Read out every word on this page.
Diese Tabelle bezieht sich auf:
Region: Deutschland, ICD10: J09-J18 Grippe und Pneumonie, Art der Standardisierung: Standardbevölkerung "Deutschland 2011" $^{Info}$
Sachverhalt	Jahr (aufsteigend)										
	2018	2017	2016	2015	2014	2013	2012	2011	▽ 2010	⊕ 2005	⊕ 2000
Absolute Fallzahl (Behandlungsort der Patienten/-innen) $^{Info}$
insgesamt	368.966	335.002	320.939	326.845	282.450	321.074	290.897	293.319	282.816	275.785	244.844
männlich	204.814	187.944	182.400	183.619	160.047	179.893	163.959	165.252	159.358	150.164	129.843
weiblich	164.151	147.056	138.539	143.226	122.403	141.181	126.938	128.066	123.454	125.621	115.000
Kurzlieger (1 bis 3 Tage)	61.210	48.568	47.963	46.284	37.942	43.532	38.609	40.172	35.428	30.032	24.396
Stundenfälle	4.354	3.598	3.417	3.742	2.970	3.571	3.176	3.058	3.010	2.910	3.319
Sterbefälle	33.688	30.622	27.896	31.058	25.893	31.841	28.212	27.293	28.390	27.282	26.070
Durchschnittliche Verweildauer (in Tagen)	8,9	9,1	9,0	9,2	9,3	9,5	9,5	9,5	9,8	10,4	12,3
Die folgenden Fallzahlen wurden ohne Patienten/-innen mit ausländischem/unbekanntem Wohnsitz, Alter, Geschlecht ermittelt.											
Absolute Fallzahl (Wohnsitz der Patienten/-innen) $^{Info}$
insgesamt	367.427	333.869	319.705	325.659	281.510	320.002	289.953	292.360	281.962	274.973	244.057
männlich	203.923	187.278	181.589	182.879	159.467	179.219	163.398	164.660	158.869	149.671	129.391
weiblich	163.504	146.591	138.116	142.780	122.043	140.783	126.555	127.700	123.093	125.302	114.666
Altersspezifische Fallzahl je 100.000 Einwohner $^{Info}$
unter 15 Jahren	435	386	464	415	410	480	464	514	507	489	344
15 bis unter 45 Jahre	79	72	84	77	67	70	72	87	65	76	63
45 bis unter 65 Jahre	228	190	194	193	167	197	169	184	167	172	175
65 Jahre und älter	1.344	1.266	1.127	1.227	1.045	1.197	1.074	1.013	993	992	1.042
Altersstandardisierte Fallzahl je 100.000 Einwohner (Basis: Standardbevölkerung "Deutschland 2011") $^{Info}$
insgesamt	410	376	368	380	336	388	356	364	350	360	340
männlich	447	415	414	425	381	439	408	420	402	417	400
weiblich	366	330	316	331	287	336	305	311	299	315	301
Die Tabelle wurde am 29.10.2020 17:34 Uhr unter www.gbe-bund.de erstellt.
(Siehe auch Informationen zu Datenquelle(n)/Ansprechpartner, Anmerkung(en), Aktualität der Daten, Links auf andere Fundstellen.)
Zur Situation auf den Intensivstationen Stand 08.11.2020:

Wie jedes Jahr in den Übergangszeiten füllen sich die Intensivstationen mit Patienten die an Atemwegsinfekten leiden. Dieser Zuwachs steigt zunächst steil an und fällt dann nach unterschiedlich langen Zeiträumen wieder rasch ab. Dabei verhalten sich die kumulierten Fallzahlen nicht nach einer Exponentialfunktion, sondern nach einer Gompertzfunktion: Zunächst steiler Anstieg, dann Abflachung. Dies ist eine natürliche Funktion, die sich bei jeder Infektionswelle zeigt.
■ ■ ■ ■ ■ ■ ■
# TASK
Pull out and copy each line containing the string "männlich".

# TASK RESULT
männlich	204.814	187.944	182.400	183.619	160.047	179.893	163.959	165.252	159.358	150.164	129.843
männlich	203.923	187.278	181.589	182.879	159.467	179.219	163.398	164.660	158.869	149.671	129.391
männlich	447	415	414	425	381	439	408	420	402	417	400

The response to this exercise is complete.